■ **TASK BRIEF**:
Copy everything in the listing below word for word, apart from any images.

■ **THE RECORDS**:
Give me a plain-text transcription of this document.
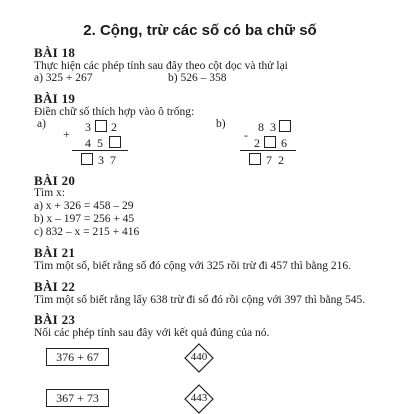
2. Cộng, trừ các số có ba chữ số
BÀI 18
Thực hiện các phép tính sau đây theo cột dọc và thử lại
a) 325 + 267	b) 526 – 358
BÀI 19
Điền chữ số thích hợp vào ô trống:
a)	b)
+ 3 2
4 5
3 7
-
8 3
2 6
7 2
BÀI 20
Tìm x:
a) x + 326 = 458 – 29
b) x – 197 = 256 + 45
c) 832 – x = 215 + 416
BÀI 21
Tìm một số, biết rằng số đó cộng với 325 rồi trừ đi 457 thì bằng 216.
BÀI 22
Tìm một số biết rằng lấy 638 trừ đi số đó rồi cộng với 397 thì bằng 545.
BÀI 23
Nối các phép tính sau đây với kết quả đúng của nó.
376 + 67
367 + 73
440
443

■ **FULL SOLUTION**:
Give me a plain-text transcription of this document.
2. Cộng, trừ các số có ba chữ số
BÀI 18
Thực hiện các phép tính sau đây theo cột dọc và thử lại
a) 325 + 267	b) 526 – 358
BÀI 19
Điền chữ số thích hợp vào ô trống:
a)	b)
+ 3 2
4 5
3 7
-
8 3
2 6
7 2
BÀI 20
Tìm x:
a) x + 326 = 458 – 29
b) x – 197 = 256 + 45
c) 832 – x = 215 + 416
BÀI 21
Tìm một số, biết rằng số đó cộng với 325 rồi trừ đi 457 thì bằng 216.
BÀI 22
Tìm một số biết rằng lấy 638 trừ đi số đó rồi cộng với 397 thì bằng 545.
BÀI 23
Nối các phép tính sau đây với kết quả đúng của nó.
376 + 67
367 + 73
440
443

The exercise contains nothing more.